**Required task:**
Your answer should be a single number: the count of lines holding the word "Mean".

··· Data shown ···

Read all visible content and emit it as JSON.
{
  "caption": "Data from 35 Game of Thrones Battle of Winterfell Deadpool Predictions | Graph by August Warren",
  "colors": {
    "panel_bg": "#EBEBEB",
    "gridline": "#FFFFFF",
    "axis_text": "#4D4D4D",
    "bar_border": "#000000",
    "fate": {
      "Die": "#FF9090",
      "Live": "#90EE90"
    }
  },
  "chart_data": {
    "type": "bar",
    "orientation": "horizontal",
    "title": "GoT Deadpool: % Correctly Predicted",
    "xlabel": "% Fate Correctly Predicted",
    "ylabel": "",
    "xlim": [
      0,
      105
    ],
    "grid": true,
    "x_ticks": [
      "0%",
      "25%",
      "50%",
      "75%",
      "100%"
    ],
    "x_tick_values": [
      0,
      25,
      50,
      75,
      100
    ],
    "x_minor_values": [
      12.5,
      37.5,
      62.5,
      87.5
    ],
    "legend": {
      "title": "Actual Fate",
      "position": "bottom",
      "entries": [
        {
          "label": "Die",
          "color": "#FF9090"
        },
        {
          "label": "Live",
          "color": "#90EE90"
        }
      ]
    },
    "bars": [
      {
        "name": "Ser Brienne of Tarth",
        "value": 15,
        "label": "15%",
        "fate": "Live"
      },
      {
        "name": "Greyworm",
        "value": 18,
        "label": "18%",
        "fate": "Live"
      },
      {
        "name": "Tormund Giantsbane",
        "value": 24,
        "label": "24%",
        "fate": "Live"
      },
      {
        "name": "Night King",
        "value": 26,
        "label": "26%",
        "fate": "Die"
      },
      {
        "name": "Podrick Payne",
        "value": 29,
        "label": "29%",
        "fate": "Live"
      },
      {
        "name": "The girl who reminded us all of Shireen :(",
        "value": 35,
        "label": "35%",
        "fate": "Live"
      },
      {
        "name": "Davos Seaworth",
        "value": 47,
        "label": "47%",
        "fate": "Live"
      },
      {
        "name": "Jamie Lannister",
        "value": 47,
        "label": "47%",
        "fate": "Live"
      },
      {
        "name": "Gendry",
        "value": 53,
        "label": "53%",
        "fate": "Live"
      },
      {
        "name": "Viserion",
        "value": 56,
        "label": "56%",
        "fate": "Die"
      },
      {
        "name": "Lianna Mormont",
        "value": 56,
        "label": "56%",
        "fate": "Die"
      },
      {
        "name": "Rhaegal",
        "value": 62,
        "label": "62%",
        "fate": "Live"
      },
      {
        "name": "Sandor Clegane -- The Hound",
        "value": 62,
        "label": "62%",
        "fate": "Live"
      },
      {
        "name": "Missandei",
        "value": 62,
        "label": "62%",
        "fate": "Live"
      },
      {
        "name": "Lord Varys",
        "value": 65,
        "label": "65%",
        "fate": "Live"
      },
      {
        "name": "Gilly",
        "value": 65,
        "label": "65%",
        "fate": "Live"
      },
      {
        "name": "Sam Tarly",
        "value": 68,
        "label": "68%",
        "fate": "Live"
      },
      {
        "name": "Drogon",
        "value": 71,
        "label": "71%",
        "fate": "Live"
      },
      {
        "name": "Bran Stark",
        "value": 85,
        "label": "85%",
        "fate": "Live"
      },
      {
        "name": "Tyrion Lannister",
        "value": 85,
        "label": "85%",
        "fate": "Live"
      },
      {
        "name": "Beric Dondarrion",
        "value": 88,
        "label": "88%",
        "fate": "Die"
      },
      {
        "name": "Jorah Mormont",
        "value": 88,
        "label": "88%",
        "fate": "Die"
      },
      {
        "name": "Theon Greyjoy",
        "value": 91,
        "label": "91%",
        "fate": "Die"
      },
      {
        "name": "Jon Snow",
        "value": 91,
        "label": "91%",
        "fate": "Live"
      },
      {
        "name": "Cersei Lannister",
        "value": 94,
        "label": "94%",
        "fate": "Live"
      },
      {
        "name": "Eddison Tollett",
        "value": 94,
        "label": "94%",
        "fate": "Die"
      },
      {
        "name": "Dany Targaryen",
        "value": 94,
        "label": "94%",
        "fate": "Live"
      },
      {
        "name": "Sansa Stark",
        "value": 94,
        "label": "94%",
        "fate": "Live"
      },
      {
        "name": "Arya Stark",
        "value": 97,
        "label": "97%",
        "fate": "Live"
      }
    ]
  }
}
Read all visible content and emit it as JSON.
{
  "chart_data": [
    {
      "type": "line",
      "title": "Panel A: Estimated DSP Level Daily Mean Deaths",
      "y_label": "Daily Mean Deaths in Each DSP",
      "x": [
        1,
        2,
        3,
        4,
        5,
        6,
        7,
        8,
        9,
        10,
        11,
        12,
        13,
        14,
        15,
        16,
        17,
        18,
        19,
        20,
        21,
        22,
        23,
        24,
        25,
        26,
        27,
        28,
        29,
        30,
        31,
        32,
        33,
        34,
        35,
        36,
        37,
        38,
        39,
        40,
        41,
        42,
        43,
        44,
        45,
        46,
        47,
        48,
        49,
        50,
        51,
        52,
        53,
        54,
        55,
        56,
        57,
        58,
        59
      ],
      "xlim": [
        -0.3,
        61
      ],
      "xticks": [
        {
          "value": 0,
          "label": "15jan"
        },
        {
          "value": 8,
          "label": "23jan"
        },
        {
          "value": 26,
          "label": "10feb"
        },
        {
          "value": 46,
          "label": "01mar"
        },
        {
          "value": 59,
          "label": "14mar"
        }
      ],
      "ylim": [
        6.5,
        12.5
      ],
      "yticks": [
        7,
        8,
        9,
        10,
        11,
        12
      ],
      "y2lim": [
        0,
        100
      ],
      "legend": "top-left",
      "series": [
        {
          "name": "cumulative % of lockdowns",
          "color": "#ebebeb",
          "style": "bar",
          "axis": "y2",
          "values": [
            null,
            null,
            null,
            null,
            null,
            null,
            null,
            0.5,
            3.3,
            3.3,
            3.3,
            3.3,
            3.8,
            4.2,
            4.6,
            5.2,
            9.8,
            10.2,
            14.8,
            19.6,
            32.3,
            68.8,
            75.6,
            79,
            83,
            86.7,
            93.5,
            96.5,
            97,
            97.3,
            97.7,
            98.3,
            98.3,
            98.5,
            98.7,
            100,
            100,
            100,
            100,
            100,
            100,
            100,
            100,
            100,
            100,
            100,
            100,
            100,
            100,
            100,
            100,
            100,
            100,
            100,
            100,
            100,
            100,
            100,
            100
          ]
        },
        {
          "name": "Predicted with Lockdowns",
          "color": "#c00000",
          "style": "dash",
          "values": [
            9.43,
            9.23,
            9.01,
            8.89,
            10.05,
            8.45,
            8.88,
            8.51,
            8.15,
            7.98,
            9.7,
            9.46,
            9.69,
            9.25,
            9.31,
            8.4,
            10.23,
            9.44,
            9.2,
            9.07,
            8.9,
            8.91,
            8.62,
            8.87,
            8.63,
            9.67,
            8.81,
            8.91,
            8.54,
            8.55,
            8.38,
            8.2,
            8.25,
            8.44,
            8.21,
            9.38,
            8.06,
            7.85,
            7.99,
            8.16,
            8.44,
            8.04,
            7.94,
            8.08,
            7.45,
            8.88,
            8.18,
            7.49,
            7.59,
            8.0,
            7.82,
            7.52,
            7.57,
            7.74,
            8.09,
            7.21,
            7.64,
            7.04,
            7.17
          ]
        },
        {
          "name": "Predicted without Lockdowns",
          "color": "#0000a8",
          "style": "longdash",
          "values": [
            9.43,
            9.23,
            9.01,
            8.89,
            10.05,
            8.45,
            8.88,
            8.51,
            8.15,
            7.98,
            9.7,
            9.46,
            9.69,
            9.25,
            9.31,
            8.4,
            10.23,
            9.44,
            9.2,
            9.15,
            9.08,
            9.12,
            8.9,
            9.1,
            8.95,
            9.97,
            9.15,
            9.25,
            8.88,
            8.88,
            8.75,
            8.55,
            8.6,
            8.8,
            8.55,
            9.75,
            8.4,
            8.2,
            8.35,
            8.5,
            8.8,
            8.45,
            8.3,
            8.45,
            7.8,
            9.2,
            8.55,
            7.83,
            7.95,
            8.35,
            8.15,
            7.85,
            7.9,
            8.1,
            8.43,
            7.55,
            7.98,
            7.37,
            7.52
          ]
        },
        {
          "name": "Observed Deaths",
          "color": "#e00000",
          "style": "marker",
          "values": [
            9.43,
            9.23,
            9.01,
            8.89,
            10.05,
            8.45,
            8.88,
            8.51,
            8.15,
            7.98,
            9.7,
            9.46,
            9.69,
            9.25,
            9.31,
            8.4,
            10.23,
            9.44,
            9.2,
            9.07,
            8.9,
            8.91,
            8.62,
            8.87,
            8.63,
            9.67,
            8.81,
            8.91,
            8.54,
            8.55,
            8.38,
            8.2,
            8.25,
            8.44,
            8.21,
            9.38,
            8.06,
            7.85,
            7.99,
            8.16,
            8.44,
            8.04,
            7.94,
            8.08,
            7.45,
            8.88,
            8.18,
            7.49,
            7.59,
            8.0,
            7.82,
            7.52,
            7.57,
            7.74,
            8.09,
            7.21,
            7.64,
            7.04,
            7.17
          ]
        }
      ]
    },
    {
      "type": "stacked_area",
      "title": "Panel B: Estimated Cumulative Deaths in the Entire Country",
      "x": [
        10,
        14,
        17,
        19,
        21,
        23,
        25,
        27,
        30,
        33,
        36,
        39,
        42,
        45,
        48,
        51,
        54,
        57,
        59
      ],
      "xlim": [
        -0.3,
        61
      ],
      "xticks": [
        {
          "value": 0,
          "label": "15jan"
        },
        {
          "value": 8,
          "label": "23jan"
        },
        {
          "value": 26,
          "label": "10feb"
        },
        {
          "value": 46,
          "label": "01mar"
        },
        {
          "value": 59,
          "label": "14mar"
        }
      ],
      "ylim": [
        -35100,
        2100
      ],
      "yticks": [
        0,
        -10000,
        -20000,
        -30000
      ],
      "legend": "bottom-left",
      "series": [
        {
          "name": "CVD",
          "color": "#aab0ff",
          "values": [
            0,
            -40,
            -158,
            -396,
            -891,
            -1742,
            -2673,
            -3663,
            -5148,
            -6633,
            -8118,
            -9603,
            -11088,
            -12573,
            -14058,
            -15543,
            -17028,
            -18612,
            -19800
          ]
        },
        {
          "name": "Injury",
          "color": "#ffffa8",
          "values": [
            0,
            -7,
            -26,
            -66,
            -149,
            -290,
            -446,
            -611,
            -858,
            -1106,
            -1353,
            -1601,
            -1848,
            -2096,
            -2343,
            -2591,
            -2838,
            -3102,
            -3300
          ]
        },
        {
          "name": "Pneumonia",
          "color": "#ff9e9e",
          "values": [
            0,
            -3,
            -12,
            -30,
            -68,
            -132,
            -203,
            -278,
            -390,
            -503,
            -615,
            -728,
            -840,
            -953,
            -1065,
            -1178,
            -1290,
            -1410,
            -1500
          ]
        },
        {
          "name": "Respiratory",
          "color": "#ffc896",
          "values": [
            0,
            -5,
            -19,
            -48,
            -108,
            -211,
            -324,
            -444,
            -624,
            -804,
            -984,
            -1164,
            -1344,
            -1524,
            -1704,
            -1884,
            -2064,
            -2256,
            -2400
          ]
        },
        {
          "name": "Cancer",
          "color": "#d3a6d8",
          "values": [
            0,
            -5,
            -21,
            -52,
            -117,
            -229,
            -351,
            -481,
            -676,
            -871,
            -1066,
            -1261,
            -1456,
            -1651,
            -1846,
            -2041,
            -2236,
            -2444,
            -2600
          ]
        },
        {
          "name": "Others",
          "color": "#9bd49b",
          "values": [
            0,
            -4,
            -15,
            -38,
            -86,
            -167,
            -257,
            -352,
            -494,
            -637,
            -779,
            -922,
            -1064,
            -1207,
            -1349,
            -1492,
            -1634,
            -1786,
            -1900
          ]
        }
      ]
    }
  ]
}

···

**Reply to the task:**
2